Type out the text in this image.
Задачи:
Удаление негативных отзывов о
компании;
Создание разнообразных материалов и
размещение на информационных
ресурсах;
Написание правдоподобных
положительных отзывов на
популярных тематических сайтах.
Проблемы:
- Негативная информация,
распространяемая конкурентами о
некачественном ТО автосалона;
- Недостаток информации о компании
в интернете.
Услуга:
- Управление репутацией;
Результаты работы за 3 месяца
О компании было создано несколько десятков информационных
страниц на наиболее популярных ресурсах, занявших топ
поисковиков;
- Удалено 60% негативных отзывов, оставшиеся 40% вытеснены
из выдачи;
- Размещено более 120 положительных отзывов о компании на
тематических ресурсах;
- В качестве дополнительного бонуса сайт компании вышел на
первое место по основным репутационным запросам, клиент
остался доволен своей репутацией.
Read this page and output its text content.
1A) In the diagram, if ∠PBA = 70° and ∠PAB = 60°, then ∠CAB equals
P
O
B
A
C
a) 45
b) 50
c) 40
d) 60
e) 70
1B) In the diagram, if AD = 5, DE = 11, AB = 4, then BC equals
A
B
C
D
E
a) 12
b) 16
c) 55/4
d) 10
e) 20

== DO THIS ==
All lines above containing the string "text" are to be collected.

== CORRECT ANSWER ==
Type out the text in this image.
Read this page and output its text content.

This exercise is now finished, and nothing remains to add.